=== SHORT EXERCISE ===
Every line of the data that contains the string "effect" must be copied.

— START —

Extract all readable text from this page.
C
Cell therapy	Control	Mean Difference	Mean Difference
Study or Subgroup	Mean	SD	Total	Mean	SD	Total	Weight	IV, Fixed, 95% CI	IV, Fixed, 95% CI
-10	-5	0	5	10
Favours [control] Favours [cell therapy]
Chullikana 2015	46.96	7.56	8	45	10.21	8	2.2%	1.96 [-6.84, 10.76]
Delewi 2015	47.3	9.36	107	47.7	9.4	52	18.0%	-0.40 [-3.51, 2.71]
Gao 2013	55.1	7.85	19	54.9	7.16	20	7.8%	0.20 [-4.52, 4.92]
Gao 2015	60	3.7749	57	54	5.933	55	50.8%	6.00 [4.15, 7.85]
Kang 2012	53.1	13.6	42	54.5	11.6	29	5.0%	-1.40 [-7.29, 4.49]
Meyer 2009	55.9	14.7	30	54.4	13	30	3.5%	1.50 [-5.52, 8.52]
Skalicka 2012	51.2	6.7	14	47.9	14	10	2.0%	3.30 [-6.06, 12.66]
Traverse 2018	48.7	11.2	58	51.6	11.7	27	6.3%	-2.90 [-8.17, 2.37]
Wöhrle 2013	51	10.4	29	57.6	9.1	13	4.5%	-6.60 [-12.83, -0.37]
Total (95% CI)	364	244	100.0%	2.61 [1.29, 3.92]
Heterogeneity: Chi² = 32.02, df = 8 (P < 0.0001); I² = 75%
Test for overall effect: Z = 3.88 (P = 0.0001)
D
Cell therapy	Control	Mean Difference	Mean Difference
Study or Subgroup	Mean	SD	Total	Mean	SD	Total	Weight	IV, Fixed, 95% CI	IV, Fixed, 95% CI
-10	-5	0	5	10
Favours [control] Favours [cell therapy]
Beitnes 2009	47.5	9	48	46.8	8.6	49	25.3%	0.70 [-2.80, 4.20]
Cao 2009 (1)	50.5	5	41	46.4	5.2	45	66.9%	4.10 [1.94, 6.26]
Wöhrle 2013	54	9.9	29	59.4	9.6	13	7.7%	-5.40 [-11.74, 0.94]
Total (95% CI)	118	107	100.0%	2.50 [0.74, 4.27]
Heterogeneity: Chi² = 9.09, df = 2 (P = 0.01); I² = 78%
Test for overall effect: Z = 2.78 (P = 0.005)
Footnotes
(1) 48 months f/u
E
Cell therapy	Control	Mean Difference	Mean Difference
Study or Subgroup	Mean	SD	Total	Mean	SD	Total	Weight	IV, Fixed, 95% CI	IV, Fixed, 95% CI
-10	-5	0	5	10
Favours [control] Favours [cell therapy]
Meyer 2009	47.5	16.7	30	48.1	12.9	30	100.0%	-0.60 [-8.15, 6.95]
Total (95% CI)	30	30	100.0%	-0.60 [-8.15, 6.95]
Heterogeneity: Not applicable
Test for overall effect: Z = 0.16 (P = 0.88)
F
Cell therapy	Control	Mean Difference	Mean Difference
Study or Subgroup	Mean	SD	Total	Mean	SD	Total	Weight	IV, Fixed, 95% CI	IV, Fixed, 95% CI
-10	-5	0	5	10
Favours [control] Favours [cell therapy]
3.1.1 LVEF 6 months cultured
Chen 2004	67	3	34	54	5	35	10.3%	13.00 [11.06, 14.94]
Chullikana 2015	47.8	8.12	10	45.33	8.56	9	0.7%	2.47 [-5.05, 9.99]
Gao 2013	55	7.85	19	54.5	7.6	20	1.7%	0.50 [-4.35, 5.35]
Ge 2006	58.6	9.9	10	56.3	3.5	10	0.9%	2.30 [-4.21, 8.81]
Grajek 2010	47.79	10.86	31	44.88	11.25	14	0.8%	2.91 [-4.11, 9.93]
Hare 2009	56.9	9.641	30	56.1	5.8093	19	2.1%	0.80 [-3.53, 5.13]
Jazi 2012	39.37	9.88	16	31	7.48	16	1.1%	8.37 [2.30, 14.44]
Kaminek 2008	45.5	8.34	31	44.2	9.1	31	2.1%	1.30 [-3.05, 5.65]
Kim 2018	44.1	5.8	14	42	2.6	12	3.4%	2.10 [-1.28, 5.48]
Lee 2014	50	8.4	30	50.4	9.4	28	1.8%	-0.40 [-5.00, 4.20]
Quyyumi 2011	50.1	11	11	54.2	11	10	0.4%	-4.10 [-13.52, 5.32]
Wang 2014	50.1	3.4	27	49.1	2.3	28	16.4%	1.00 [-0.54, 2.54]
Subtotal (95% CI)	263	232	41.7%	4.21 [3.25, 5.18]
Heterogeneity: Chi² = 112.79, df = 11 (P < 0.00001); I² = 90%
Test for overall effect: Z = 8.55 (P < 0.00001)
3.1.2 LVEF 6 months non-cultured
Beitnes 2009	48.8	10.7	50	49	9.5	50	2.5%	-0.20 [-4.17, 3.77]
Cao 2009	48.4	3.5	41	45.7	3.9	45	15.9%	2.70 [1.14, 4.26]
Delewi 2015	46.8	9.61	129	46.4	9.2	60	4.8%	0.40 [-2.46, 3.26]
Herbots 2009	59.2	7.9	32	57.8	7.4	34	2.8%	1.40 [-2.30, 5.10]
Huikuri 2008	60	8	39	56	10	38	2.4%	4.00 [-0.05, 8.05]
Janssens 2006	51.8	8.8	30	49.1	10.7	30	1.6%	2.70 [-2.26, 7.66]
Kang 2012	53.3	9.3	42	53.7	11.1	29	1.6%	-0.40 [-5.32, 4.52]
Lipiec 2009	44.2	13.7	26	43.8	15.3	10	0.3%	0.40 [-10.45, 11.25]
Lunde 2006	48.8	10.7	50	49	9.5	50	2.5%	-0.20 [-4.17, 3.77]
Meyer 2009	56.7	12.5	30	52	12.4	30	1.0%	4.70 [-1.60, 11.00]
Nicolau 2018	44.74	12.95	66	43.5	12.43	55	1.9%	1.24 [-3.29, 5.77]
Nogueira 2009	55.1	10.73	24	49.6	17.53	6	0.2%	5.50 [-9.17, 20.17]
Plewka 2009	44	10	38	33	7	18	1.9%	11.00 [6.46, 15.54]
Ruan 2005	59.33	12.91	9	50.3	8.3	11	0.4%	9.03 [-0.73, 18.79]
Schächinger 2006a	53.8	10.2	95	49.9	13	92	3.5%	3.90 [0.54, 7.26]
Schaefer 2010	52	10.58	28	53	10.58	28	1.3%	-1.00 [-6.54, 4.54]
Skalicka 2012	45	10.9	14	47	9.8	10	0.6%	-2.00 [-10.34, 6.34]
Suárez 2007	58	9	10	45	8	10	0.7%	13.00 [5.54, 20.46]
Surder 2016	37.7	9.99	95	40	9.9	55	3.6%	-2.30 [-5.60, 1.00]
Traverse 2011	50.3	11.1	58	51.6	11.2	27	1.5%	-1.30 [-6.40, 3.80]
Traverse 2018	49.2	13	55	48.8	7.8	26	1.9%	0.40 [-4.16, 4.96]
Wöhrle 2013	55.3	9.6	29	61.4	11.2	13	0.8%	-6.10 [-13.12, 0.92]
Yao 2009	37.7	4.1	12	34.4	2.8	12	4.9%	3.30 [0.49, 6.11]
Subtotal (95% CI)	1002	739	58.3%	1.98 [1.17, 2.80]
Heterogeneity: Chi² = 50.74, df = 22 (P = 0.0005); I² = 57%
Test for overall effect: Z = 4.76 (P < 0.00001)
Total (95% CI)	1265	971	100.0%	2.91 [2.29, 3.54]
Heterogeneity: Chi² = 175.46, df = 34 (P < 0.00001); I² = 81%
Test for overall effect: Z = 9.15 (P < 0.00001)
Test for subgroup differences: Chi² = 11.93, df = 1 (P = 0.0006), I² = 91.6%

— END —

=== TASK RESULT ===
Test for overall effect: Z = 3.88 (P = 0.0001)
Test for overall effect: Z = 2.78 (P = 0.005)
Test for overall effect: Z = 0.16 (P = 0.88)
Test for overall effect: Z = 8.55 (P < 0.00001)
Test for overall effect: Z = 4.76 (P < 0.00001)
Test for overall effect: Z = 9.15 (P < 0.00001)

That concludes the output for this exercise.